__REQUIREMENT__
Determine which lines contain the word "Enter", then copy those lines.

__PROVIDED DATA__
## BEGIN

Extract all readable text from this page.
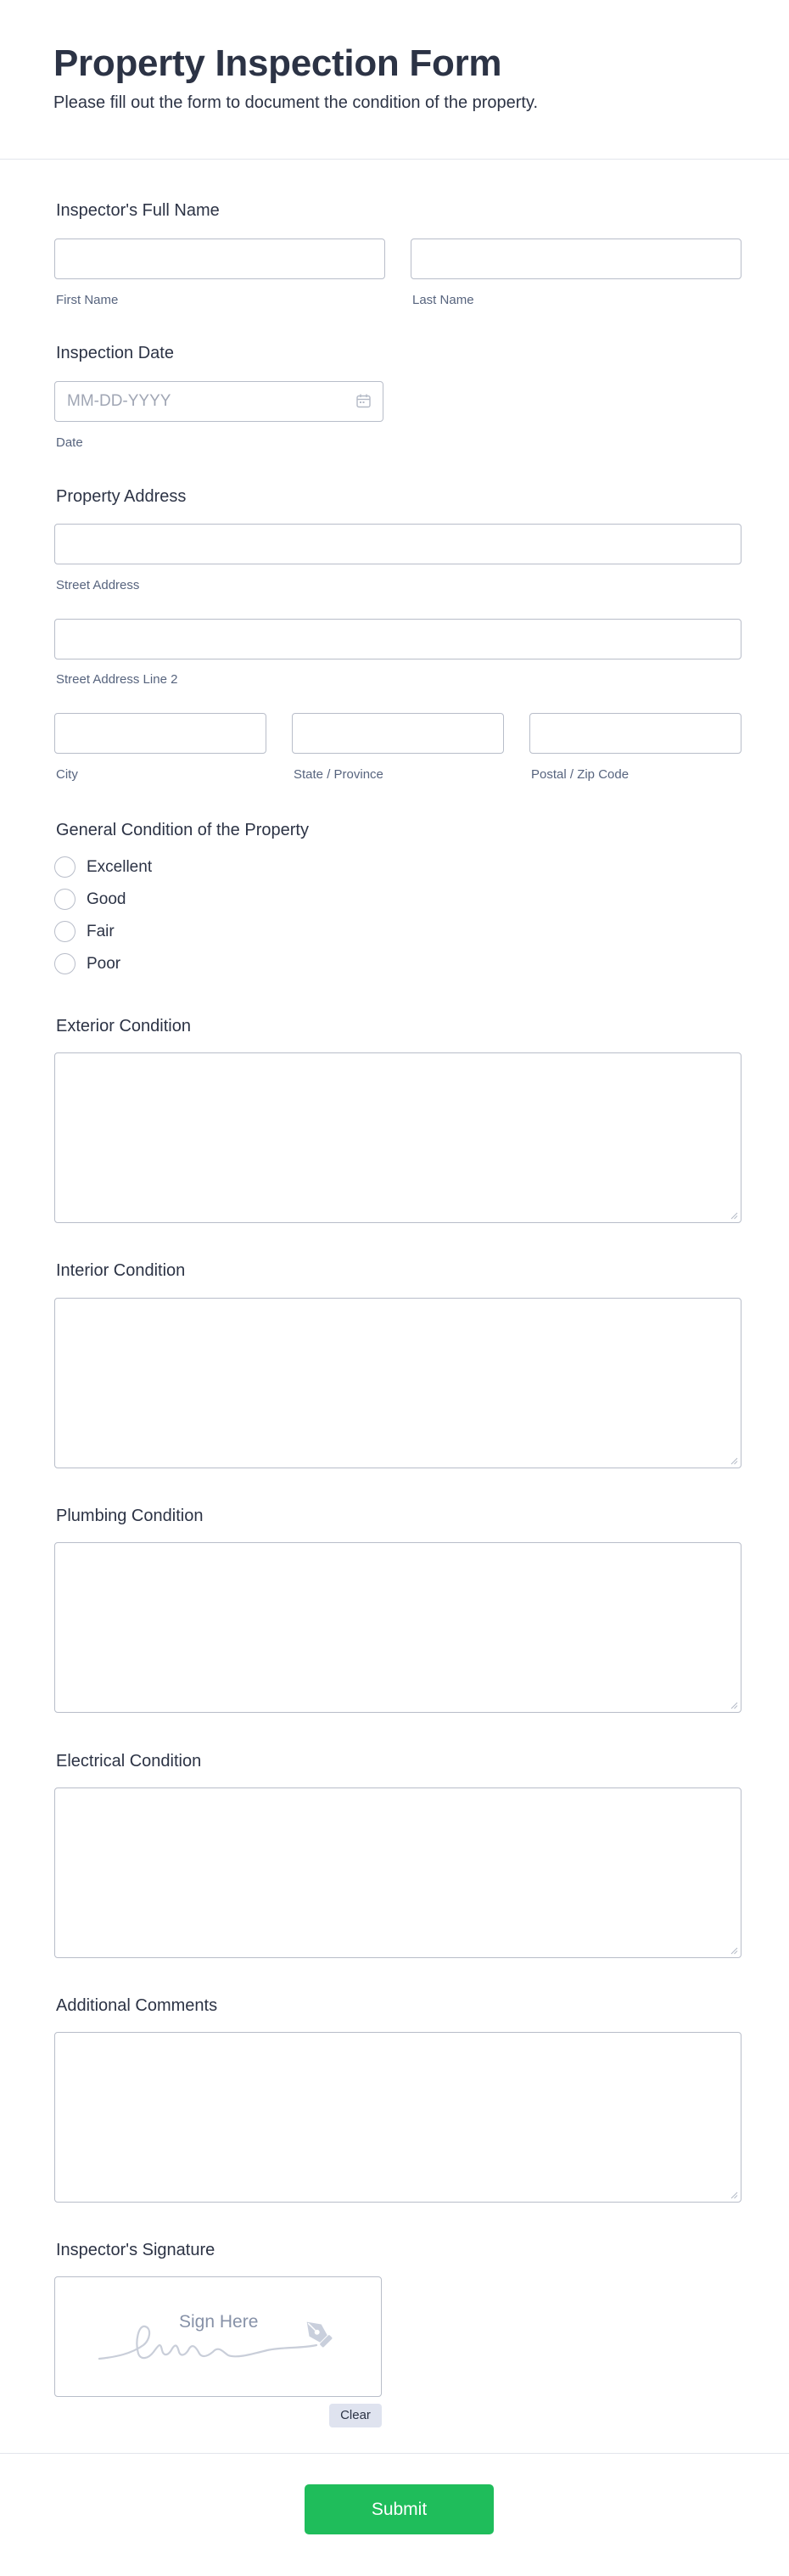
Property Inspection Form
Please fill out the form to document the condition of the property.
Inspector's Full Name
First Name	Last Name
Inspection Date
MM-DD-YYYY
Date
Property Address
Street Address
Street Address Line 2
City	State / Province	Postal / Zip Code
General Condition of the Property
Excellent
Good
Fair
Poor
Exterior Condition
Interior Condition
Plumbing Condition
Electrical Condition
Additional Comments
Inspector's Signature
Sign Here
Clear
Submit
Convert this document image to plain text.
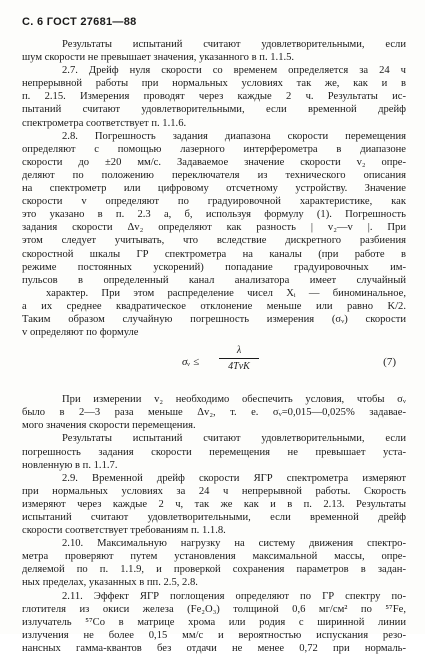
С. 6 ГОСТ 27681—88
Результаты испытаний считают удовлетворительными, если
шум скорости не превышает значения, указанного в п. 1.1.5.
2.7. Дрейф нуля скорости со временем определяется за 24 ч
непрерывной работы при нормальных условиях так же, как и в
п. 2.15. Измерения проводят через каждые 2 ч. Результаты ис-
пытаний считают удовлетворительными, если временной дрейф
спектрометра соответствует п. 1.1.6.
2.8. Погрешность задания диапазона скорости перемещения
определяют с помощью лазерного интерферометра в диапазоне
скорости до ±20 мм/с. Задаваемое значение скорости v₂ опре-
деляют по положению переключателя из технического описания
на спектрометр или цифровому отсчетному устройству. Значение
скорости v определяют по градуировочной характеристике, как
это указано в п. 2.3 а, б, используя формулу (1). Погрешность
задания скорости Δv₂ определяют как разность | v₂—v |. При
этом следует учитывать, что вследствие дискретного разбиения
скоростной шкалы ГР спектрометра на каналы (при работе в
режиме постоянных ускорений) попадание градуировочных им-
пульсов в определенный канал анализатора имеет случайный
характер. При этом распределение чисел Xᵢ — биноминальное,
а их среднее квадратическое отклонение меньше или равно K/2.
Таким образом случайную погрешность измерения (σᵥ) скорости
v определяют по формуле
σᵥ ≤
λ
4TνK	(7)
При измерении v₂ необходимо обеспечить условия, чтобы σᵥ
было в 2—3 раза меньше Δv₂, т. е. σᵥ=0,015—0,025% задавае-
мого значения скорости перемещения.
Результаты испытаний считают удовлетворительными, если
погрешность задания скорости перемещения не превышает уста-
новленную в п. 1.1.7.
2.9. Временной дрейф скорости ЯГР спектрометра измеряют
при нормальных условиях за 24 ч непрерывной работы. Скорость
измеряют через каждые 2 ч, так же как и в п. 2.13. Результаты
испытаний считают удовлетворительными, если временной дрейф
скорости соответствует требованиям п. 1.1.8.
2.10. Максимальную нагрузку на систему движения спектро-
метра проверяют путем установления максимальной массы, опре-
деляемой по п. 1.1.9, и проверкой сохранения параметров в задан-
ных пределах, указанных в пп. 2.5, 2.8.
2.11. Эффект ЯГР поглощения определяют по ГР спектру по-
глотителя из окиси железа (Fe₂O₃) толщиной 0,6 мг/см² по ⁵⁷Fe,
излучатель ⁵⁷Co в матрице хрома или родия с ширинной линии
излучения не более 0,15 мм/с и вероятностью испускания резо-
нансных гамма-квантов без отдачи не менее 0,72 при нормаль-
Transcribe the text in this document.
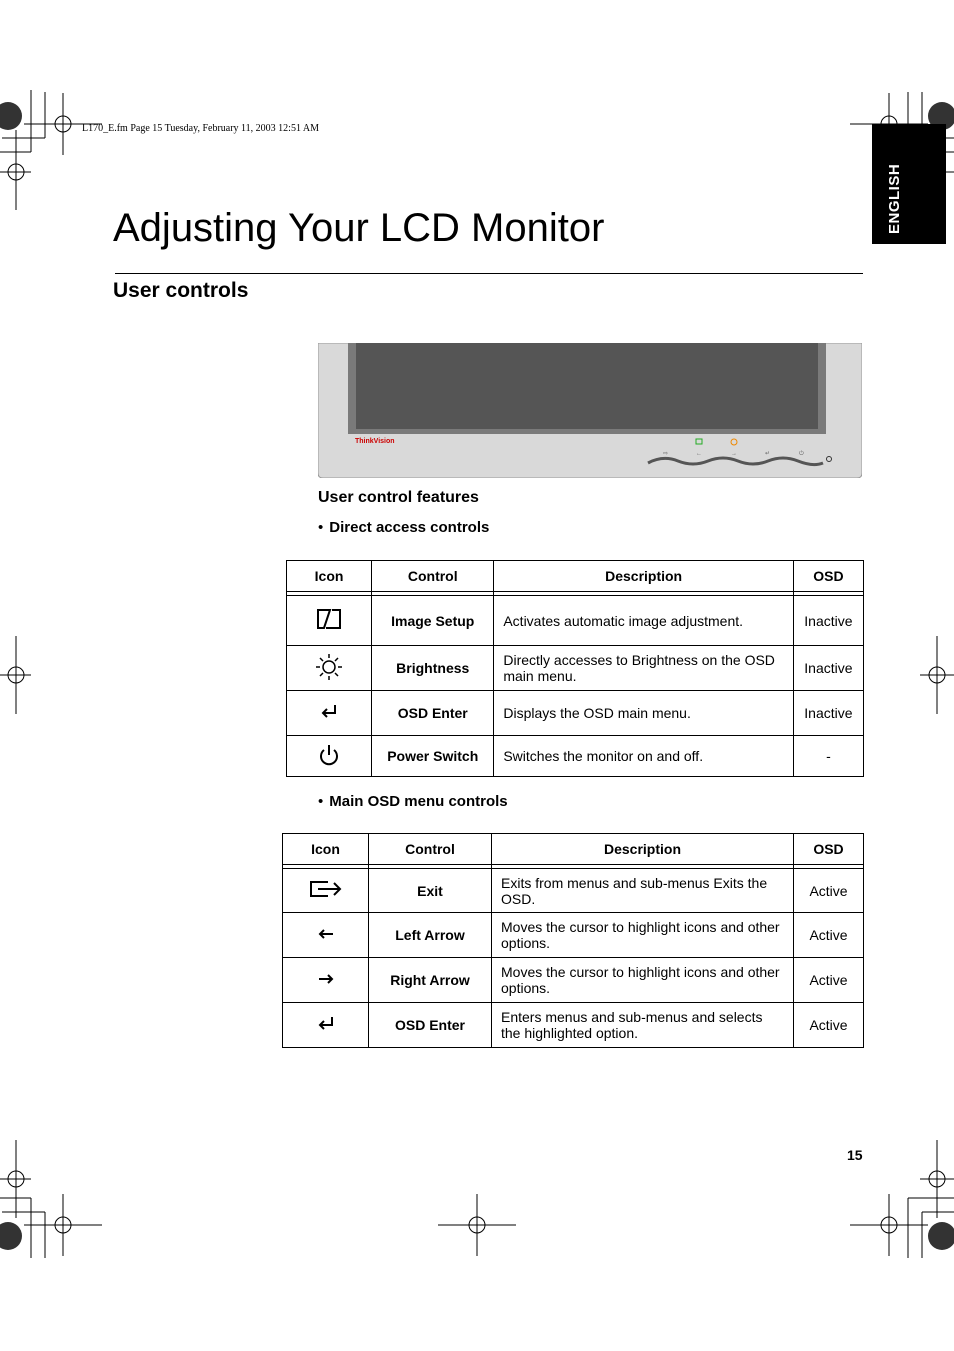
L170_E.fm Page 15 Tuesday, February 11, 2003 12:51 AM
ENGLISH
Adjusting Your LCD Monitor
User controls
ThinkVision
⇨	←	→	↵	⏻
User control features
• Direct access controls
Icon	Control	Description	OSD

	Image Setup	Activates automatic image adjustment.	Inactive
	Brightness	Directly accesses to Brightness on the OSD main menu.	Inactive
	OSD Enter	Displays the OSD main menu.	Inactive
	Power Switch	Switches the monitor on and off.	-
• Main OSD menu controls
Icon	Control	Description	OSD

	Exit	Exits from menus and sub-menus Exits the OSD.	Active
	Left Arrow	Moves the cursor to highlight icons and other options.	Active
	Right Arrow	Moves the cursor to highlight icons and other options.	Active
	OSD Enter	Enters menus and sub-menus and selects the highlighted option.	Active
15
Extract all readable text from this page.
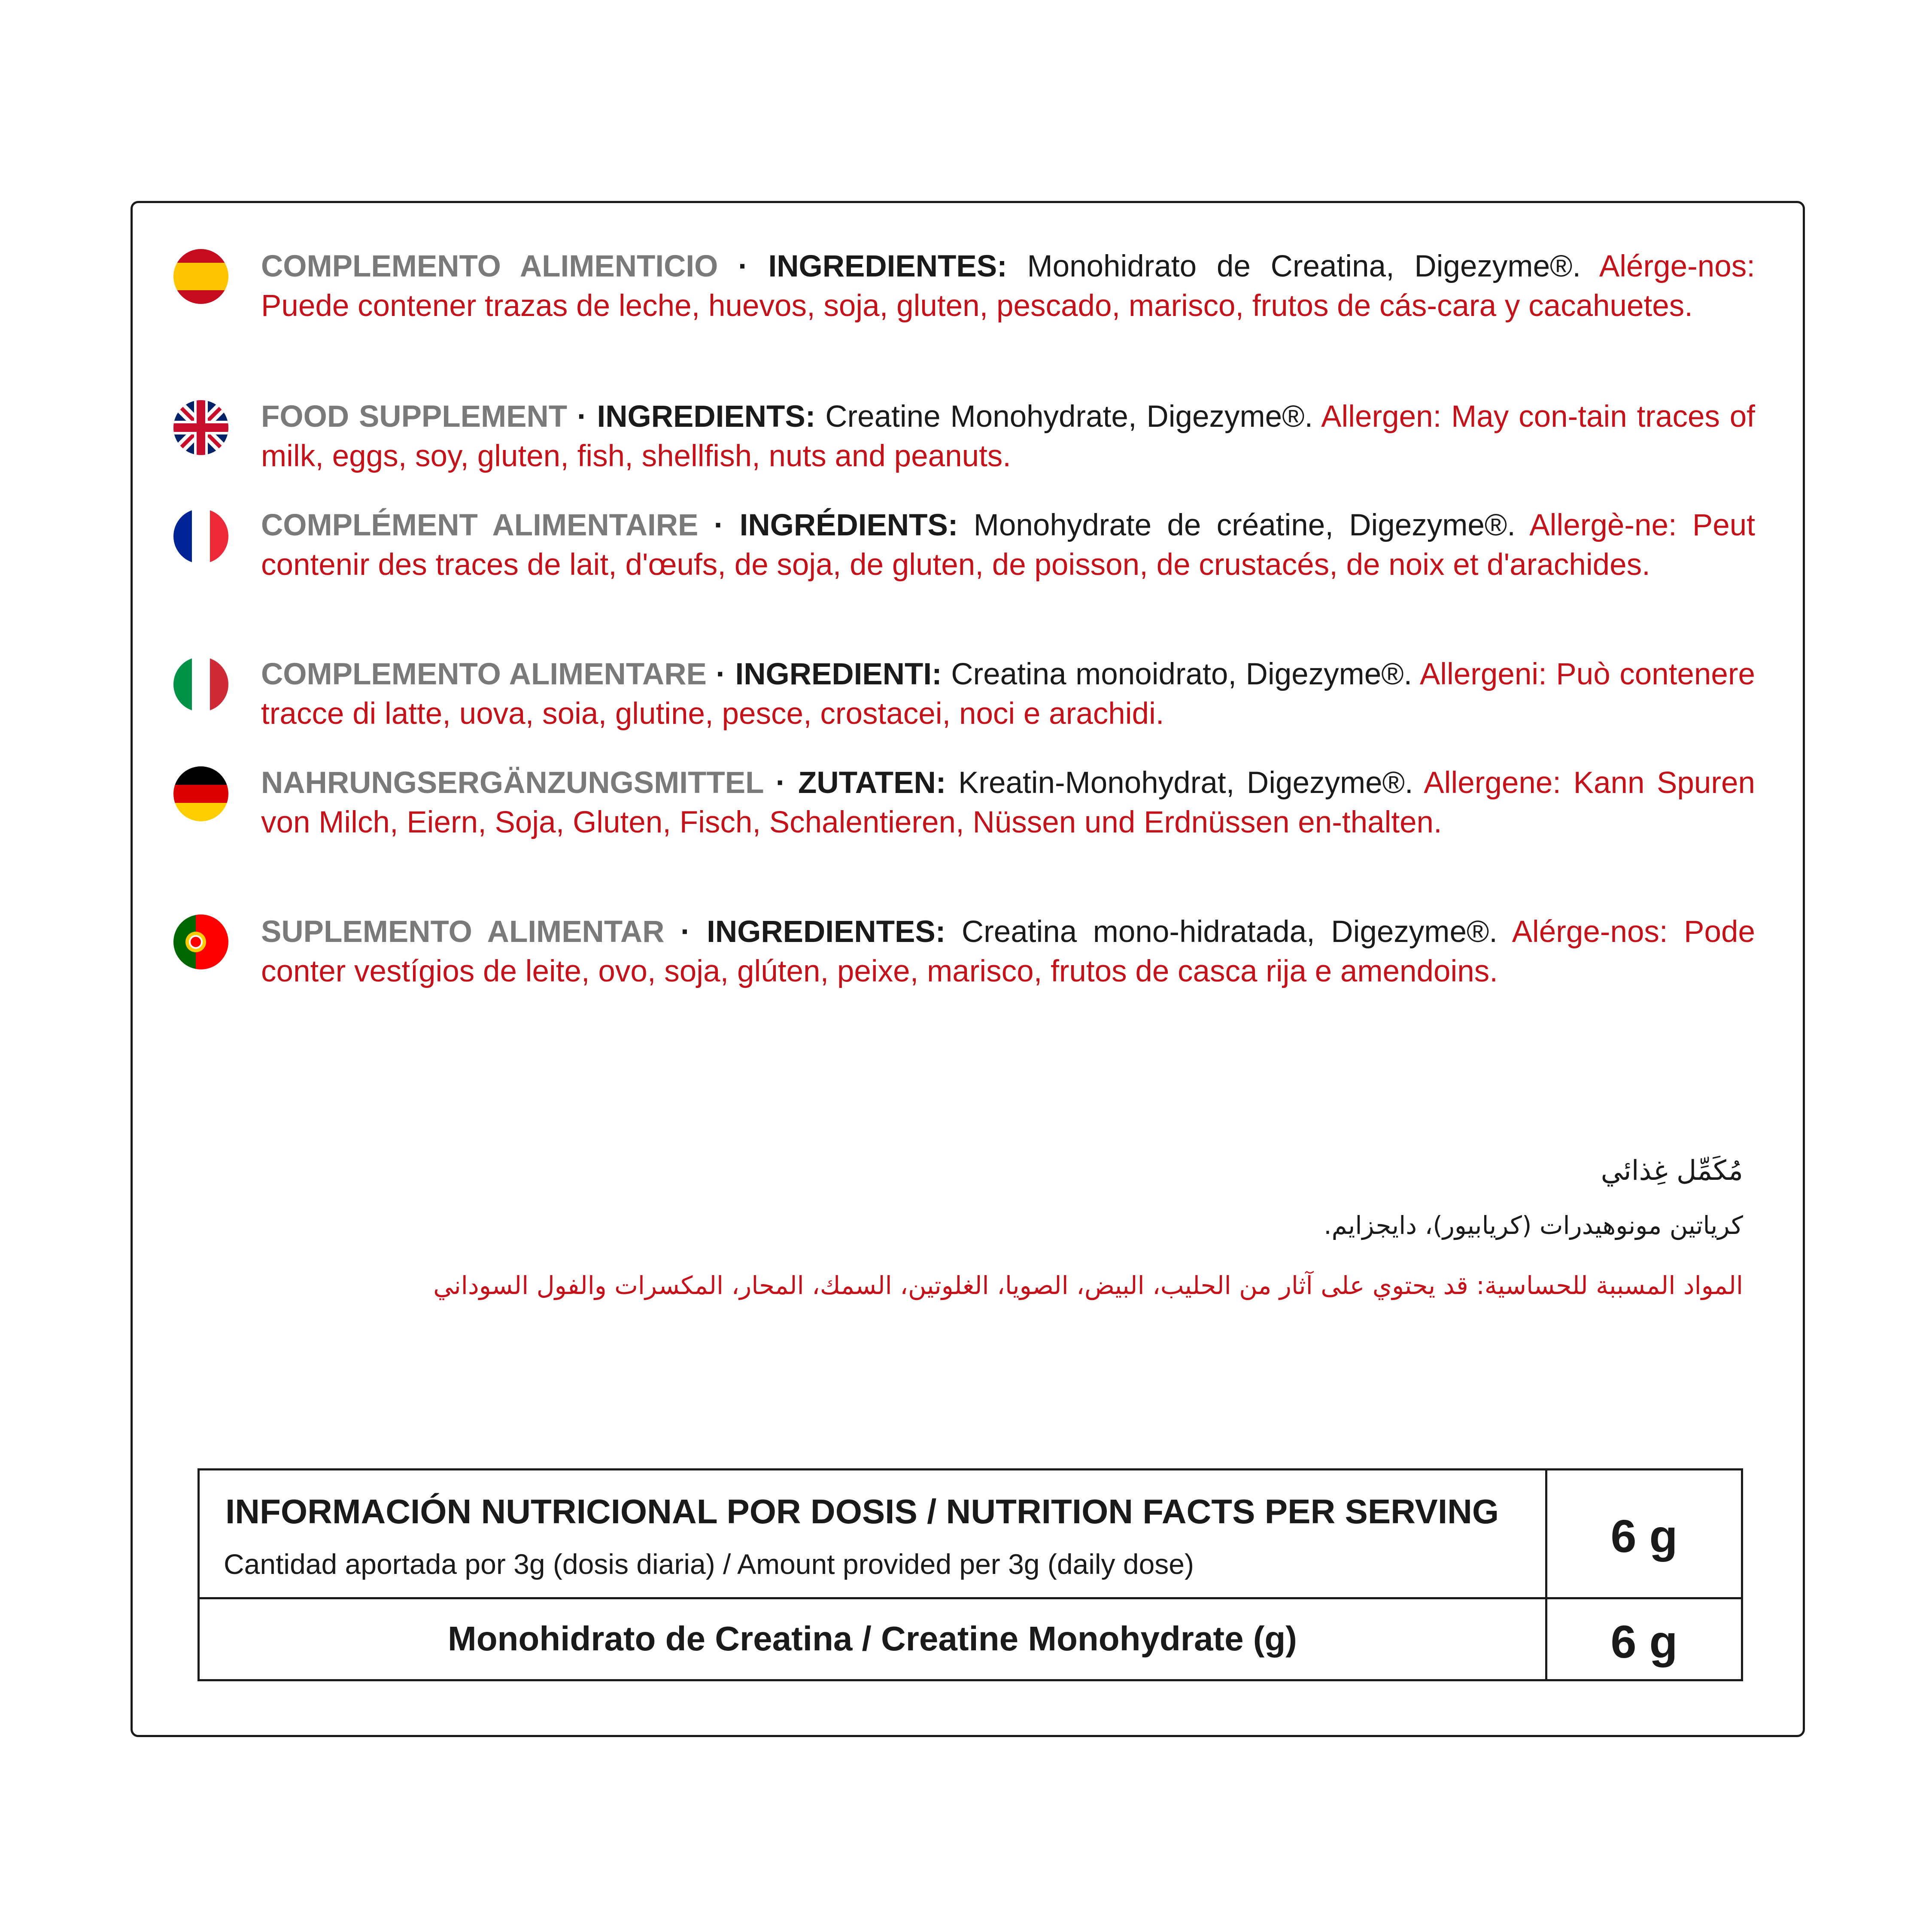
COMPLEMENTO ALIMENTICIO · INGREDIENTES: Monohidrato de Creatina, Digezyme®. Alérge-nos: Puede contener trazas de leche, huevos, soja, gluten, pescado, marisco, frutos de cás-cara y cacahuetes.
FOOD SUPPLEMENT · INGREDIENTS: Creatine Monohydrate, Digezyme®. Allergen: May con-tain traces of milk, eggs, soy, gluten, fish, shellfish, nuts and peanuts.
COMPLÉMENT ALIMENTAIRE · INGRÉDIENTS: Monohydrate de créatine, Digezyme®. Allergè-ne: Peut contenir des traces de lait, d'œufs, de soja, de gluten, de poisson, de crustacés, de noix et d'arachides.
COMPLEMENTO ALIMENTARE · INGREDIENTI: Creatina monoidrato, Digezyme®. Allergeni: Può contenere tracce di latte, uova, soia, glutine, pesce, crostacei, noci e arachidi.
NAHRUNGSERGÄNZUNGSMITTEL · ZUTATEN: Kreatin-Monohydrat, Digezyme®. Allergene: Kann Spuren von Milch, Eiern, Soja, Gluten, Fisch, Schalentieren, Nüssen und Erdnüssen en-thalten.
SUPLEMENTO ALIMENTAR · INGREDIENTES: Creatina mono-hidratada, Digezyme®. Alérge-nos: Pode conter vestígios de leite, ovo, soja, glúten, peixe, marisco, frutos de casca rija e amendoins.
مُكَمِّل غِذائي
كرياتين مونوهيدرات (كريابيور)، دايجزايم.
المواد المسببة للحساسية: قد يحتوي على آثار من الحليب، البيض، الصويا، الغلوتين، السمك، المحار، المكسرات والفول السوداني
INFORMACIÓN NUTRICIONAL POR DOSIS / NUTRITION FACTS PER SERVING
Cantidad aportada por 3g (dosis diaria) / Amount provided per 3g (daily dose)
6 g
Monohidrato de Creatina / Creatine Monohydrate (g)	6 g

## END

__RESPONSE FOR THIS EXERCISE__
	OSD Enter	Displays the OSD main menu.	Inactive
	OSD Enter	Enters menus and sub-menus and selects the highlighted option.	Active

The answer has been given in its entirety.